WORK TO DO | From the listing below, pull out the lines that hold "Stärkung".
※ ※ ※
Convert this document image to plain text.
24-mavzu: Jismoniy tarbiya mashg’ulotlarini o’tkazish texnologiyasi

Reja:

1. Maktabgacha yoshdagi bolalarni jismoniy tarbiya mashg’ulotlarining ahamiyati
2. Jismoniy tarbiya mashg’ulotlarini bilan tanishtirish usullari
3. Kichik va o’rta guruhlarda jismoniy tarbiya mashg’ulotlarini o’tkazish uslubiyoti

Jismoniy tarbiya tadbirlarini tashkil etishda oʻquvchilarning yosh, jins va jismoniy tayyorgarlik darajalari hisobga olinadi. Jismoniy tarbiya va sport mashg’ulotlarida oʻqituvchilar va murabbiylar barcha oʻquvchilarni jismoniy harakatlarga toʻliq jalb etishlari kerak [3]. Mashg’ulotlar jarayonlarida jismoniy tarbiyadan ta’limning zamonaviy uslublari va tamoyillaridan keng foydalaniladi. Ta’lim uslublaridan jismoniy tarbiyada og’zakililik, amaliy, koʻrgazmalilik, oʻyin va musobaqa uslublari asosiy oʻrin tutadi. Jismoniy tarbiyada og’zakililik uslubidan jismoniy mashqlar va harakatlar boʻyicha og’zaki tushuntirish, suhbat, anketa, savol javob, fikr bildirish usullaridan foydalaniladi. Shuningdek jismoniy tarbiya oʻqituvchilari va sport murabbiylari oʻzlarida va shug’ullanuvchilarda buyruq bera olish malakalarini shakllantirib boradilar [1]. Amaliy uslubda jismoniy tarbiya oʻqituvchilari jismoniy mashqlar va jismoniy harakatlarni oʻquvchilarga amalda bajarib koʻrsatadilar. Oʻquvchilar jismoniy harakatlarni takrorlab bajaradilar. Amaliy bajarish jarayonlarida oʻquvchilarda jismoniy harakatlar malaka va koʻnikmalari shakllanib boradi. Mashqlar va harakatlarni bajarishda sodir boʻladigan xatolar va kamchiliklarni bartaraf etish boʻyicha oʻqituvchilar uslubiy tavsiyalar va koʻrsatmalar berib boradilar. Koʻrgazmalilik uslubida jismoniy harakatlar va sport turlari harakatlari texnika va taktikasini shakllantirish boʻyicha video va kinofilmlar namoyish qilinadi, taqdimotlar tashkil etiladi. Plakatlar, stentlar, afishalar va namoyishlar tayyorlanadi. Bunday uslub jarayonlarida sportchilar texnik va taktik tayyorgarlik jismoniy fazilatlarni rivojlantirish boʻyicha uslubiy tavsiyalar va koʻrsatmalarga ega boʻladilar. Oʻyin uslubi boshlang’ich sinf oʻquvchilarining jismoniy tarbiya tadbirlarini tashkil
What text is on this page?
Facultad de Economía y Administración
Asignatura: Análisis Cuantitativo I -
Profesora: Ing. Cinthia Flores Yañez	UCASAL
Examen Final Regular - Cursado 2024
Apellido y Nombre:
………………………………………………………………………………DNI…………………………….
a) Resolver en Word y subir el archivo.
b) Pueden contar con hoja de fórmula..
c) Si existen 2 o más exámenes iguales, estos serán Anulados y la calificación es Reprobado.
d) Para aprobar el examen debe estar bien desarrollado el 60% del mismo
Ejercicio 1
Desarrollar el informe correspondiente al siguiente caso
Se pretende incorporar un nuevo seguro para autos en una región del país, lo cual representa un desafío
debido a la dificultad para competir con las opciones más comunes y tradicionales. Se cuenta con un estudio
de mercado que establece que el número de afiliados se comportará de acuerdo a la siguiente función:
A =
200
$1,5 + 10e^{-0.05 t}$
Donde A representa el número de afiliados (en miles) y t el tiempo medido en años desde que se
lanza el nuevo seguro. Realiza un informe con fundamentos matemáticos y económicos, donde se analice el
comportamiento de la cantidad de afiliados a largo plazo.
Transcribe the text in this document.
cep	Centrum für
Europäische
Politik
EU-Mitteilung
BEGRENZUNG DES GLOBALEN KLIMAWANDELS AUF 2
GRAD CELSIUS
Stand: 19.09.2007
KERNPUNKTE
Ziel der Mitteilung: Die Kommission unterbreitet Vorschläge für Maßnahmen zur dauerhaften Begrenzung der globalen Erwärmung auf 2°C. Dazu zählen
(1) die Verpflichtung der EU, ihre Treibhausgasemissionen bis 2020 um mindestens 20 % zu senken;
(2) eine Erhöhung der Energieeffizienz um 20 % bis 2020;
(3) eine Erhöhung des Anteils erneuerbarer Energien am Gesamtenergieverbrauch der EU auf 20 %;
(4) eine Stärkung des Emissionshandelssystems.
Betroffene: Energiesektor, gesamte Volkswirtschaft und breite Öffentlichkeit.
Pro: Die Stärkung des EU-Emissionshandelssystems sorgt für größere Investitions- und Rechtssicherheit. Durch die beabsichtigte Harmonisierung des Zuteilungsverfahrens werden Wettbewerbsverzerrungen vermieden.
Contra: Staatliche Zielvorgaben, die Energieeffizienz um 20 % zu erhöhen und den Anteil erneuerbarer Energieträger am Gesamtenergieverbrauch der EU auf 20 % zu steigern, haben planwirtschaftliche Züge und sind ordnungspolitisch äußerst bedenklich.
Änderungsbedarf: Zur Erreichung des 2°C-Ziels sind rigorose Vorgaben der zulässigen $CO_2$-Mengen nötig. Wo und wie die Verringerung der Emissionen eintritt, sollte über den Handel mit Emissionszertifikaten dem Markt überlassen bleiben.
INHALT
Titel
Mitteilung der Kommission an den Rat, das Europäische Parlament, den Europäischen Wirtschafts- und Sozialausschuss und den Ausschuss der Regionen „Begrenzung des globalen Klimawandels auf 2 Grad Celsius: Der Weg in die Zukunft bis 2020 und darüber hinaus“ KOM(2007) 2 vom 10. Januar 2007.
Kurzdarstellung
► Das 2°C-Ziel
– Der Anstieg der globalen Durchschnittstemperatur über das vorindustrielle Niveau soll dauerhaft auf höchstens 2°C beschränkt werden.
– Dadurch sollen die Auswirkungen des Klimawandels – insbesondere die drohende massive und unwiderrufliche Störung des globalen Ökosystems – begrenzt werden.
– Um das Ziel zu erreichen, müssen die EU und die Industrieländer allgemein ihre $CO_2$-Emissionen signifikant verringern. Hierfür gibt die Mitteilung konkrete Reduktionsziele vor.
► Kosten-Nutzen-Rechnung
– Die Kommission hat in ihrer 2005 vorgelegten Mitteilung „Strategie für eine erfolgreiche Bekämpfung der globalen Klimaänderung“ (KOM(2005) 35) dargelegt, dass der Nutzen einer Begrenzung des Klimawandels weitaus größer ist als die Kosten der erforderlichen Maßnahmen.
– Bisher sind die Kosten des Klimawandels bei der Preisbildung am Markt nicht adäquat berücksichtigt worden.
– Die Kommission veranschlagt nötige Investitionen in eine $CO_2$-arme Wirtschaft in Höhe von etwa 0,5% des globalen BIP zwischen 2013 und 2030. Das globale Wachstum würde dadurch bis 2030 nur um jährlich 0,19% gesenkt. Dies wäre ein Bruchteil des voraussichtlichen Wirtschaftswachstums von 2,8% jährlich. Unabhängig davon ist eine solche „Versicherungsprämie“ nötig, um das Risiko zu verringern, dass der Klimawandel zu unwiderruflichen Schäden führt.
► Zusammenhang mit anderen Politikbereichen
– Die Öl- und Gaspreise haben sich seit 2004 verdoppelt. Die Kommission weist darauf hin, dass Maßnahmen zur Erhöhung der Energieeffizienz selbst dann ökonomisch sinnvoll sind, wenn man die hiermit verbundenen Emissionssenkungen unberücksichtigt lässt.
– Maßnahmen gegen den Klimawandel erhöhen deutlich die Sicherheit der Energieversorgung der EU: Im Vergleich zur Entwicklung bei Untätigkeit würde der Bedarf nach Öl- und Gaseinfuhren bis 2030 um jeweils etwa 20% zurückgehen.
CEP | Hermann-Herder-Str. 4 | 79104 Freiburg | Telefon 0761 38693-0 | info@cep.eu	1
※ ※ ※
OUTPUT |
(4) eine Stärkung des Emissionshandelssystems.
Pro: Die Stärkung des EU-Emissionshandelssystems sorgt für größere Investitions- und Rechtssicherheit. Durch die beabsichtigte Harmonisierung des Zuteilungsverfahrens werden Wettbewerbsverzerrungen vermieden.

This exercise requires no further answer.